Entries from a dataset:
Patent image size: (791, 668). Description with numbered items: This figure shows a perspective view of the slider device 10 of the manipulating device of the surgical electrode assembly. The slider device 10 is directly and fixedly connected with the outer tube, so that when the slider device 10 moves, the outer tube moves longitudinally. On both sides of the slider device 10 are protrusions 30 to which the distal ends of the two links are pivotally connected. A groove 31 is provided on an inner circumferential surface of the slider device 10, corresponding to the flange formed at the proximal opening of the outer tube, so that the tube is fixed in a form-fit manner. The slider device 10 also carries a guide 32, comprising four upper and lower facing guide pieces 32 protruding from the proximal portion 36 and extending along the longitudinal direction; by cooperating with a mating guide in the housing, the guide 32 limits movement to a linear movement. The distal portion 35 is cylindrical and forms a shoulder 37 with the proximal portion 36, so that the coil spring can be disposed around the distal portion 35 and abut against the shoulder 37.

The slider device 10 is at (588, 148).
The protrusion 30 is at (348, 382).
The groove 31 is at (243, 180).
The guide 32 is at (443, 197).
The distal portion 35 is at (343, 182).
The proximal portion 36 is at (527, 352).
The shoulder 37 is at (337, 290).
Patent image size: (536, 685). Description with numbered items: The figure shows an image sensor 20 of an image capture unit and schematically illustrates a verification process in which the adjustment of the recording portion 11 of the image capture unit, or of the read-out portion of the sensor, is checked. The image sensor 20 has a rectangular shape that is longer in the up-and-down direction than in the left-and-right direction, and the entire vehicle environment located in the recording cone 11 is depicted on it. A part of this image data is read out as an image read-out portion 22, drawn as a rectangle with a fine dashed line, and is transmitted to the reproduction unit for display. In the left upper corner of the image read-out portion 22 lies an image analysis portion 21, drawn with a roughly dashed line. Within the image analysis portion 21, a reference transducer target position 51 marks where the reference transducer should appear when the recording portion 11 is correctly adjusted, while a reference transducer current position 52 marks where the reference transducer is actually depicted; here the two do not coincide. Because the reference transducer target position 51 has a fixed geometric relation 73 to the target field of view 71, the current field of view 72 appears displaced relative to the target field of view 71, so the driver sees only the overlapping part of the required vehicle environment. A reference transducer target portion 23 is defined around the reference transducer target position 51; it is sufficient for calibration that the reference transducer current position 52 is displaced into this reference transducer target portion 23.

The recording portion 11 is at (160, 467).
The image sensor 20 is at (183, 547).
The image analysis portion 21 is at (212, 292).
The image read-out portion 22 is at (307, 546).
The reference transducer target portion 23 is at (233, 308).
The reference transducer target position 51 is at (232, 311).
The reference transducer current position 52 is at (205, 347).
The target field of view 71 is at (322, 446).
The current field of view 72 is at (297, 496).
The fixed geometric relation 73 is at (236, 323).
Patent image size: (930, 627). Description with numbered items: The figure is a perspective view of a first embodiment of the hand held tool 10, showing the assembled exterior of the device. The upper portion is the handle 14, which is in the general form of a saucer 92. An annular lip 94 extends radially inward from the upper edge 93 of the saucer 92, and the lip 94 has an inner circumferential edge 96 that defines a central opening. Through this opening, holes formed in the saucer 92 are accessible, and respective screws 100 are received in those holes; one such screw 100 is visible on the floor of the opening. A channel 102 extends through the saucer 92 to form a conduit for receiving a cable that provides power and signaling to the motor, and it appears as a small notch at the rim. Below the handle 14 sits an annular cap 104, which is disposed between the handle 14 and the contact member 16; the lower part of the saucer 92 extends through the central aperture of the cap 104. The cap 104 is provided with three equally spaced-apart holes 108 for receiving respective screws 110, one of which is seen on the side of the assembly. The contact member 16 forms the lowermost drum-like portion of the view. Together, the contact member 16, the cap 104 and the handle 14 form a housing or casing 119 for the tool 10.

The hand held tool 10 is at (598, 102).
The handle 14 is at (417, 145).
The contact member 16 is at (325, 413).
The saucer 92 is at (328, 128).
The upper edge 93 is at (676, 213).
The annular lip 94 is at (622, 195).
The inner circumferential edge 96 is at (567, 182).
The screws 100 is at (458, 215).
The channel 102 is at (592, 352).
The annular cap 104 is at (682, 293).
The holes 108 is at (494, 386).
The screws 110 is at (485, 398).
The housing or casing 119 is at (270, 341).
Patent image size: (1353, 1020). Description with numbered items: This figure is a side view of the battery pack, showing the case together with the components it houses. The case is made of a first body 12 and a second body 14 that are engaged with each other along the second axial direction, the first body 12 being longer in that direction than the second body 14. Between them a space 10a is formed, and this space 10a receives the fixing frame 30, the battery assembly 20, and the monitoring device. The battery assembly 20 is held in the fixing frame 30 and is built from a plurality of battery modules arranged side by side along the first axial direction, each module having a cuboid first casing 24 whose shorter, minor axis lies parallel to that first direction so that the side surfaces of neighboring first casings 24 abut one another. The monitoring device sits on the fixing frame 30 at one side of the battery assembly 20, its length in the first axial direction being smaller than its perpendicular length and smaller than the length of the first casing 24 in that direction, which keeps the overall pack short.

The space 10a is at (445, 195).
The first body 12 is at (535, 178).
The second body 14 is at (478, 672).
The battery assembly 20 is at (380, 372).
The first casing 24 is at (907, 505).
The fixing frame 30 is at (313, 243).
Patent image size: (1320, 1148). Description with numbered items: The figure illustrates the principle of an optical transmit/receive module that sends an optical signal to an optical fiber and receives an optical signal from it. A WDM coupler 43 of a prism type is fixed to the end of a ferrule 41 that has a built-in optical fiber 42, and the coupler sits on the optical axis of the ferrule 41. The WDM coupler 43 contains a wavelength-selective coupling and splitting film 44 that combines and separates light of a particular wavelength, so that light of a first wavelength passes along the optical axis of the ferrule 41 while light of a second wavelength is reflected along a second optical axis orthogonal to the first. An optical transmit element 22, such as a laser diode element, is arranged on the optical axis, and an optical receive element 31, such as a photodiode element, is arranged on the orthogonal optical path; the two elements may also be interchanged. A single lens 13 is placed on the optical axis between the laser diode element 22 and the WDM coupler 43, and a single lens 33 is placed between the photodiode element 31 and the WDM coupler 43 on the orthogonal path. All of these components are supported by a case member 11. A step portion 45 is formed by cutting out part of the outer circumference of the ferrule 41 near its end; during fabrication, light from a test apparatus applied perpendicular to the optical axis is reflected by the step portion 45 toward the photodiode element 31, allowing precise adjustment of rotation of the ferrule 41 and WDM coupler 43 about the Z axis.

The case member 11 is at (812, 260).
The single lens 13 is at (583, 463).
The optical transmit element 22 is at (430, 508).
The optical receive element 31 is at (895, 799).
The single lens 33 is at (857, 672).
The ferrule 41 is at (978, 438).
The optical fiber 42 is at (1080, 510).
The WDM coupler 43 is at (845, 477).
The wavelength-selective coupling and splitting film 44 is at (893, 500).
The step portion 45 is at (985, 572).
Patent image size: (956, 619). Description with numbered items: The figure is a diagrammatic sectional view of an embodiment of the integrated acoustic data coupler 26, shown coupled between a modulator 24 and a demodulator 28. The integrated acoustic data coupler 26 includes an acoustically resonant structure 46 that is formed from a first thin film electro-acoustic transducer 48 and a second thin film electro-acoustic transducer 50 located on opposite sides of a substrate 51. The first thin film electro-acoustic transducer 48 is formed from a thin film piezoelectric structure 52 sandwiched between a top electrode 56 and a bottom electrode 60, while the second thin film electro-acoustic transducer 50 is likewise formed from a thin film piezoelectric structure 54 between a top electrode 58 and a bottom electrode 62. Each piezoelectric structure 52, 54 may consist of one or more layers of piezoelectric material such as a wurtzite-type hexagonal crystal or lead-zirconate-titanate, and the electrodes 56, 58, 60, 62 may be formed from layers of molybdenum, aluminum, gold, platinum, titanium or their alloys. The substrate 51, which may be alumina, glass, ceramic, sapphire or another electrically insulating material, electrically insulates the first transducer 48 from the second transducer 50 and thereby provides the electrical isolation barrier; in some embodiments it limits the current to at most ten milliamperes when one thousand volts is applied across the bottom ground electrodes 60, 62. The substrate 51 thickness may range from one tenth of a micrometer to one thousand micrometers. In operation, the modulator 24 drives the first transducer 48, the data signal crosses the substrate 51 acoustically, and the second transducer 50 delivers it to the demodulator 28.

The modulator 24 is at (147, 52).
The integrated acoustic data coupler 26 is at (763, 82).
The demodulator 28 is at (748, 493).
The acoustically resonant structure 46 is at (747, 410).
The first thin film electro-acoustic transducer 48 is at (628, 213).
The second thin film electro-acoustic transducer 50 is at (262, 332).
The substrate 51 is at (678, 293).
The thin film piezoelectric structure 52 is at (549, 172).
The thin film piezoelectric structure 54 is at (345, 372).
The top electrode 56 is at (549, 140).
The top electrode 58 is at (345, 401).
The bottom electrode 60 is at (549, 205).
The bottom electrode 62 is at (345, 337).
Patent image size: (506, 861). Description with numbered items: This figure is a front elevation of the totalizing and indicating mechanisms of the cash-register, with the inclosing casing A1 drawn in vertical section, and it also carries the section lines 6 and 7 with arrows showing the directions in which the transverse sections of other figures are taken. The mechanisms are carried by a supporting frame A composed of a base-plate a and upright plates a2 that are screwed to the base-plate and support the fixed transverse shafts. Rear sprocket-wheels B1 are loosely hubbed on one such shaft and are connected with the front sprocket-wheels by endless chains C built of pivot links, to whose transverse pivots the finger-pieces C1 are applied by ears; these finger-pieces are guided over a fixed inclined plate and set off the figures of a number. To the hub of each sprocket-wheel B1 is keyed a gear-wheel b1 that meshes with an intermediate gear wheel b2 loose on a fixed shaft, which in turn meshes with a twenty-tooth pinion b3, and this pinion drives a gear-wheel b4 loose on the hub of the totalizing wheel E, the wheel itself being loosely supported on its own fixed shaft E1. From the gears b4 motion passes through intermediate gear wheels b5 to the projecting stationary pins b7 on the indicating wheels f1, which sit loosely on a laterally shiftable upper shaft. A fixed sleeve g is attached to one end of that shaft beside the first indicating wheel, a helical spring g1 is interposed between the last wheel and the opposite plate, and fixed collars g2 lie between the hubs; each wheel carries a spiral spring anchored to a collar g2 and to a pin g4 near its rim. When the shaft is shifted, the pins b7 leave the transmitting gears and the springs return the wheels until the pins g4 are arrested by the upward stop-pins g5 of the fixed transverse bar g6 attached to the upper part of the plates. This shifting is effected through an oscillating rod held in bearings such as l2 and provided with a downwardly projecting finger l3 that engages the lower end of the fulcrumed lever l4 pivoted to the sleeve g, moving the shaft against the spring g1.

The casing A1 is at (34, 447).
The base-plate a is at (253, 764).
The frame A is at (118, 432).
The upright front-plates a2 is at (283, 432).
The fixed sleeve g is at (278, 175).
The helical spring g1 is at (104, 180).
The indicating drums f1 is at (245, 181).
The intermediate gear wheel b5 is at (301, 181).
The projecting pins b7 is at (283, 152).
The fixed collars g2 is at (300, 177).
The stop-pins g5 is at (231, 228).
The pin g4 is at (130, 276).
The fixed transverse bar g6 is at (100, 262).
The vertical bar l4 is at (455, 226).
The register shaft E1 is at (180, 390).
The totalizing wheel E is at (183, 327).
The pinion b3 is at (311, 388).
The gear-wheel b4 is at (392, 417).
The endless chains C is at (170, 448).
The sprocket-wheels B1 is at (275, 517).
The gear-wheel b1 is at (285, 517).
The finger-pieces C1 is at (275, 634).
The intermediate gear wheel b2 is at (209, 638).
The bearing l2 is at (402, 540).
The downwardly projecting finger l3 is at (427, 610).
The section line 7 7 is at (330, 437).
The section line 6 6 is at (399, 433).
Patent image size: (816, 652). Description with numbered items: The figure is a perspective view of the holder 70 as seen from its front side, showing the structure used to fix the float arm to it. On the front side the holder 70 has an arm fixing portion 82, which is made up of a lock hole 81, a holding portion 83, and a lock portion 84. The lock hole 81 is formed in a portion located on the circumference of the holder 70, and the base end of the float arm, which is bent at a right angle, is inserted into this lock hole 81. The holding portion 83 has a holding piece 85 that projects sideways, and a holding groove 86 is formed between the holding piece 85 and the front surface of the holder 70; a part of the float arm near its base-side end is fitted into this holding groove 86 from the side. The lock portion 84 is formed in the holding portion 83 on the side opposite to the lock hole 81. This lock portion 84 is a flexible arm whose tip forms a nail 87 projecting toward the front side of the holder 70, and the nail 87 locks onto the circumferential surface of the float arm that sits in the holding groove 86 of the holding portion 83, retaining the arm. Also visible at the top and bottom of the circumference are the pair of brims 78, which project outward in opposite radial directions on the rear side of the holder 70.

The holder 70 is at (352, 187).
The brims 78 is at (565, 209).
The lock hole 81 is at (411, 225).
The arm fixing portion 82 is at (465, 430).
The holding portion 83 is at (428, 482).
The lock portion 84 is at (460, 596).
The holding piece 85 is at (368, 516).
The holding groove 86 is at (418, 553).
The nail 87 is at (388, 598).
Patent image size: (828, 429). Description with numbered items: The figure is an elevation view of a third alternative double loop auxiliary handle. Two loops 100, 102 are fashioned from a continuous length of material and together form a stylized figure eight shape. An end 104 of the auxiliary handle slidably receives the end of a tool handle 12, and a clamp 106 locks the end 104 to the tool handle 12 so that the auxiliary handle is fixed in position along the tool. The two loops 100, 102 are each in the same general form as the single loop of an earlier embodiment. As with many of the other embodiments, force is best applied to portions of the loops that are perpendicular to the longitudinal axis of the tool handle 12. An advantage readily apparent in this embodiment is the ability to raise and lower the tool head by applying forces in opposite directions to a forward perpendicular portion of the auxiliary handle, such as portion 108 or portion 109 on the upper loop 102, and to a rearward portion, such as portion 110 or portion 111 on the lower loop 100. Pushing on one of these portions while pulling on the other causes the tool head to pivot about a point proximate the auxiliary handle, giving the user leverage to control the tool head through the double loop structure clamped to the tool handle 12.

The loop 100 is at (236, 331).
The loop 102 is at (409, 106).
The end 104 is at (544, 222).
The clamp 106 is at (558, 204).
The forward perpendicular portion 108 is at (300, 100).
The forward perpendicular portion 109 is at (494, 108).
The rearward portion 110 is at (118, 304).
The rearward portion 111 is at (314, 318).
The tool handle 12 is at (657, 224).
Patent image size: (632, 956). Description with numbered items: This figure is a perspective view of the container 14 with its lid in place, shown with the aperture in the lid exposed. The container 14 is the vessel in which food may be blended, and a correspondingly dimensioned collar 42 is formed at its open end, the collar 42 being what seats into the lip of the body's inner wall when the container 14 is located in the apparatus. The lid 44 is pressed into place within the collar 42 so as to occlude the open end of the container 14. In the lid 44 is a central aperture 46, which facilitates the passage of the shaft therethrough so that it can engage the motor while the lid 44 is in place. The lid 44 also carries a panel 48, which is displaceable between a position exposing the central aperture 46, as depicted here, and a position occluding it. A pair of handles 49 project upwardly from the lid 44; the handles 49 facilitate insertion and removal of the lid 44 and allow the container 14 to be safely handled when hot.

**Given problem:**
Pull out every line in the records that contains the string "brims". Treat uppercase and lowercase as different.

**Exercise result:**
Patent image size: (816, 652). Description with numbered items: The figure is a perspective view of the holder 70 as seen from its front side, showing the structure used to fix the float arm to it. On the front side the holder 70 has an arm fixing portion 82, which is made up of a lock hole 81, a holding portion 83, and a lock portion 84. The lock hole 81 is formed in a portion located on the circumference of the holder 70, and the base end of the float arm, which is bent at a right angle, is inserted into this lock hole 81. The holding portion 83 has a holding piece 85 that projects sideways, and a holding groove 86 is formed between the holding piece 85 and the front surface of the holder 70; a part of the float arm near its base-side end is fitted into this holding groove 86 from the side. The lock portion 84 is formed in the holding portion 83 on the side opposite to the lock hole 81. This lock portion 84 is a flexible arm whose tip forms a nail 87 projecting toward the front side of the holder 70, and the nail 87 locks onto the circumferential surface of the float arm that sits in the holding groove 86 of the holding portion 83, retaining the arm. Also visible at the top and bottom of the circumference are the pair of brims 78, which project outward in opposite radial directions on the rear side of the holder 70.
The brims 78 is at (565, 209).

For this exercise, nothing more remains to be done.